▶ Task prompt:
Scan the records for the word "this". Copy each line that includes it.

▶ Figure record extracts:
----------
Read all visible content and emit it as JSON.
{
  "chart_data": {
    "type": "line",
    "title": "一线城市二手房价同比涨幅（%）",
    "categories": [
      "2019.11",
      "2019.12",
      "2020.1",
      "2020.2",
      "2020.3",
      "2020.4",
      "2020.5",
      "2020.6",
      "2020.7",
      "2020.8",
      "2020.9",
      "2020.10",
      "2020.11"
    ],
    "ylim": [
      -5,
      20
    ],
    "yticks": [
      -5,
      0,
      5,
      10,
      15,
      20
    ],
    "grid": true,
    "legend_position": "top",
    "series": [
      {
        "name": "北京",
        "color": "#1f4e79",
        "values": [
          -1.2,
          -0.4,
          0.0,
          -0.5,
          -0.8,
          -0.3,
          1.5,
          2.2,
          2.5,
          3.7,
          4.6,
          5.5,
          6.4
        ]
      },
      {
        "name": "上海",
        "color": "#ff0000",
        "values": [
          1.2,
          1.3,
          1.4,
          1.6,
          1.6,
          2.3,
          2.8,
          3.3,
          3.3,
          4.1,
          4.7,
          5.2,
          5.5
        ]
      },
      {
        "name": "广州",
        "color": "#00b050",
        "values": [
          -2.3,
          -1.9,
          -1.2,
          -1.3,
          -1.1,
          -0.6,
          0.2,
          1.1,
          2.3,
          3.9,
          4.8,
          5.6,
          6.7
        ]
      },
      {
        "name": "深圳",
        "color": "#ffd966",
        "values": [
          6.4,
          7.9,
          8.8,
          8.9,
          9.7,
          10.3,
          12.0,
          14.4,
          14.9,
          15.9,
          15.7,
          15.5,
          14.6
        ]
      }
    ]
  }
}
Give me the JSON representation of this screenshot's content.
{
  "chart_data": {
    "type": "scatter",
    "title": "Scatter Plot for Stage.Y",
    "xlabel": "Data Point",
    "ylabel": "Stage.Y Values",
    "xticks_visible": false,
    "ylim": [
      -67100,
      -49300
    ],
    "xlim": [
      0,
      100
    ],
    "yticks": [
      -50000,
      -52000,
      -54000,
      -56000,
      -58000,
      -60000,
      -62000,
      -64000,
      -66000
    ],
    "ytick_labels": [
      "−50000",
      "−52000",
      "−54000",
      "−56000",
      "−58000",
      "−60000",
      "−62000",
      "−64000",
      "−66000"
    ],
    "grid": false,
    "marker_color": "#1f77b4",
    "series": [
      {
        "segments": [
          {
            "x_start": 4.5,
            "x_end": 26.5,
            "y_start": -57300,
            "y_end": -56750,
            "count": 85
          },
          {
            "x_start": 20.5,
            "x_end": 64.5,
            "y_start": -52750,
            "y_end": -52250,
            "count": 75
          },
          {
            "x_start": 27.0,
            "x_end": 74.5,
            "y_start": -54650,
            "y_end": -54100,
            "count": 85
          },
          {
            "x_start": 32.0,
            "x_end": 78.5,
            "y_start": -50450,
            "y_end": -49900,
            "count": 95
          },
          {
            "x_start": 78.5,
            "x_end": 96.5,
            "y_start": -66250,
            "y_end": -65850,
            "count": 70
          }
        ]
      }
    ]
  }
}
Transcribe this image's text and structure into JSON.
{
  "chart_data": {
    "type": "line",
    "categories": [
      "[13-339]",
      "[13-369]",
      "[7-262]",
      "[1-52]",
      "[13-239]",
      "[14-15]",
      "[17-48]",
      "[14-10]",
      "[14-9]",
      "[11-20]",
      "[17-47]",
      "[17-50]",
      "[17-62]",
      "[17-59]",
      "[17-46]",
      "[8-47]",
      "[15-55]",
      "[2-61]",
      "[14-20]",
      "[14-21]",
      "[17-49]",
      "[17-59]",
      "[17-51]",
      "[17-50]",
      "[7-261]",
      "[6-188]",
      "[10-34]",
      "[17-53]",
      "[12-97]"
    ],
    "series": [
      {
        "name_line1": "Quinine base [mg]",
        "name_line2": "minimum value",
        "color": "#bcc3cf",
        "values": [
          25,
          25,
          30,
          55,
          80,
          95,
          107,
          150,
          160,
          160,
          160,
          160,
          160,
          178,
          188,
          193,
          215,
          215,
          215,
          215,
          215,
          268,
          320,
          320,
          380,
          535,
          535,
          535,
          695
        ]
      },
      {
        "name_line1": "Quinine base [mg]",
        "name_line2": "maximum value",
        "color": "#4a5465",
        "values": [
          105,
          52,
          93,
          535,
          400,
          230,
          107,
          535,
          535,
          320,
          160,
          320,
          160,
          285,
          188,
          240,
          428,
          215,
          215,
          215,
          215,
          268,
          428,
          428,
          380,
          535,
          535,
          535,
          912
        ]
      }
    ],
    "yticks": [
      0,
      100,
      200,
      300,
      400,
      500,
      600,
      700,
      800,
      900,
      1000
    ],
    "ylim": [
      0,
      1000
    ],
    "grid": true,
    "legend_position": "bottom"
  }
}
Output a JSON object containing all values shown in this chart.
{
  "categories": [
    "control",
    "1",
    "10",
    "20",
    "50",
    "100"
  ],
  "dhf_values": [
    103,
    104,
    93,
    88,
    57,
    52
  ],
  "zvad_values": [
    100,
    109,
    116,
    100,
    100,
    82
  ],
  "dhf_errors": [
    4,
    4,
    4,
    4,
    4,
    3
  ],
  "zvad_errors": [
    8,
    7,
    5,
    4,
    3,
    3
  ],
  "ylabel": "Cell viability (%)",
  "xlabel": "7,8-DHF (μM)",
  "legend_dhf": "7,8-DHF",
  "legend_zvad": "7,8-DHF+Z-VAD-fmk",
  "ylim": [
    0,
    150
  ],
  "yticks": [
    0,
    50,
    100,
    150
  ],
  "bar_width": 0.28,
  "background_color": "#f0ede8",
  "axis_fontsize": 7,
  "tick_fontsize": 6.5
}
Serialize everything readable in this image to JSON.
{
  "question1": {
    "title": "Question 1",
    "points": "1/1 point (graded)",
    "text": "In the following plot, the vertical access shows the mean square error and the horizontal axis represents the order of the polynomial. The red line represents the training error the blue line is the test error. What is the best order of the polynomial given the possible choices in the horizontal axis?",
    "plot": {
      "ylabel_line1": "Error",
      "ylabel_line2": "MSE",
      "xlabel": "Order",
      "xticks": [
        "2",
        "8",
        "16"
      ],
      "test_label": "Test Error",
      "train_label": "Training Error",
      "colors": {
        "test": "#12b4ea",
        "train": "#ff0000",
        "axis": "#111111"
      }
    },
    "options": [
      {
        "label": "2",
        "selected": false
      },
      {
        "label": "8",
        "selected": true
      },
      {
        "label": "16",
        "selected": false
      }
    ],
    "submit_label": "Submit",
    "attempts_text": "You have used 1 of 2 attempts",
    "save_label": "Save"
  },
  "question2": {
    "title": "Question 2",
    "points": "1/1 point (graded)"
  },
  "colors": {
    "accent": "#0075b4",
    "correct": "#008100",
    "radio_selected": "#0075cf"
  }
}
----------
▶ Task output:
Give me the JSON representation of this screenshot's content.
Transcribe this image's text and structure into JSON.
Output a JSON object containing all values shown in this chart.
Serialize everything readable in this image to JSON.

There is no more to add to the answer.